» **Page extract**:
To give us just a little bit of belief the ‘fantastical statement’ above this about: Only a decade or so ago a printer was a guy name Tony in who had a little factory Ringwood. Now it’s a thing that sits on your desk that creates stuff pretty much as good as anything we can buy which is printed. Manufacturing will go the same way – into the micro solution segment.

The manufacturing industry will be evolve and provide the resources so we can create our own version of the ‘thing’.

Brand stories are best when we can choose our own adventure… Exclusive balanced with accessible.

“BETA-PRENEURS”

We are entering a world of trial and error. Where it is actually OK to fail. Betapreneurs would rather fail in action than fail by not trying. Betapreneurs transfer virtual world skills into the real world and business.

New low costs of business and access to production and information are facilitating a ‘try it and see’ culture.

A result is the new Anarconomy:

Anarconomy: An alternative economy where there are no geographic boundaries and often no tax claims. We circumvent the system. We make our own rules.

Alternative currencies are starting to appear. Facilitated by digital arbitrage… where we know the cross rates of goods and services after currency conversion and shipping. So the alternative of a global currency will emerge. Probably as a function of the gold standard (global price of gold as the trading valuation mechanism) with some form of digital instant and unseen conversion from our home currency into some quantum derived from gold. Maybe Paypal will do it for us? Or will it be Facebook credits?

Where Youth once rebelled against commerce, today’s youth embrace it. They like brands so much, that they want to build their own. They are unapologetically ‘into’ business. It’s a conspiracy between brand love and low barriers that has given birth to a new entrepreneurial spirit. Web enabled – of course. But it’s commerce on their terms.

Now days starting a new business is as simple as a mouse click and a few phone calls – Instapreneurs.

Betapreneurs are analysing insights from their jobs and converting these gaps into new businesses.  These founders are imbuing their new businesses with the values of our time. They have a willingness to ‘open source’.

» **Aim of the task**: In the text on betapreneurs, what is an Anarconomy?

» **Data excerpt**:

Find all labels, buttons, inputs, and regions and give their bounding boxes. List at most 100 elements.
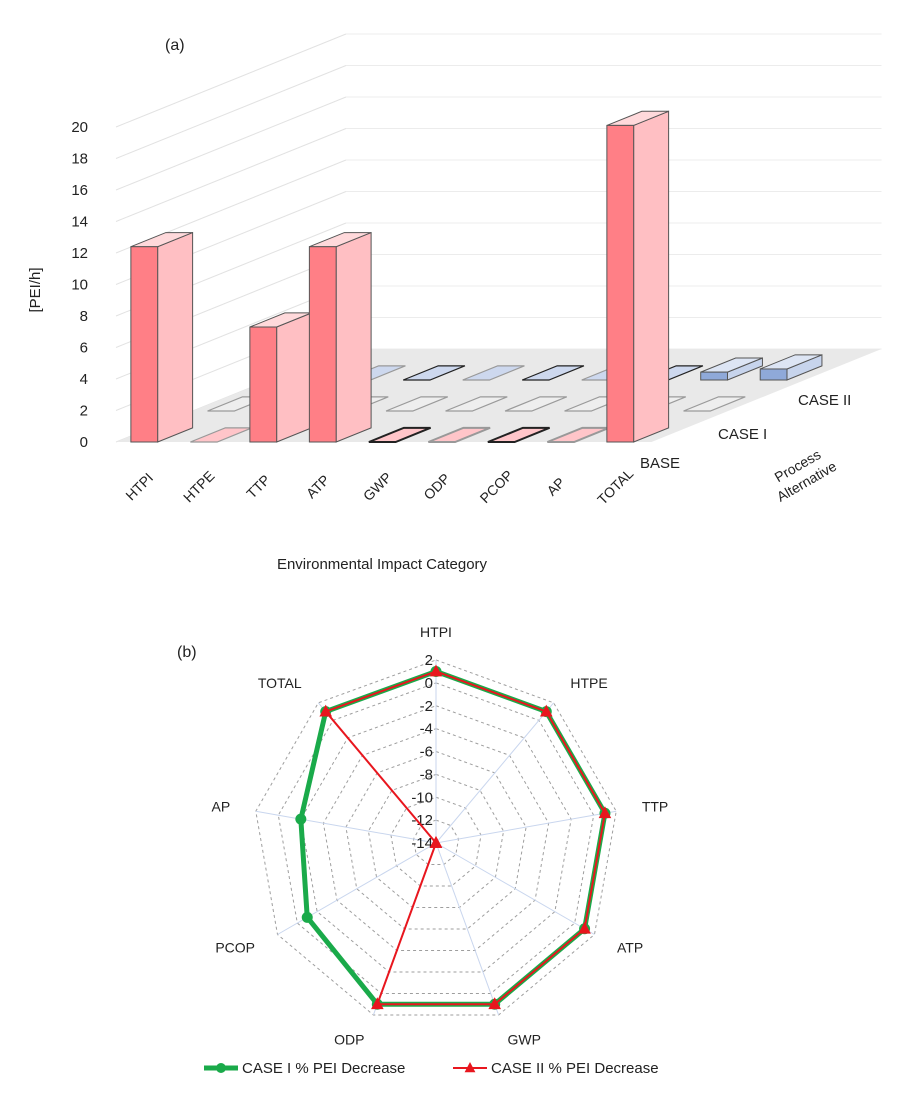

» **Task output**: An alternative economy with no geographic boundaries and often no tax claims.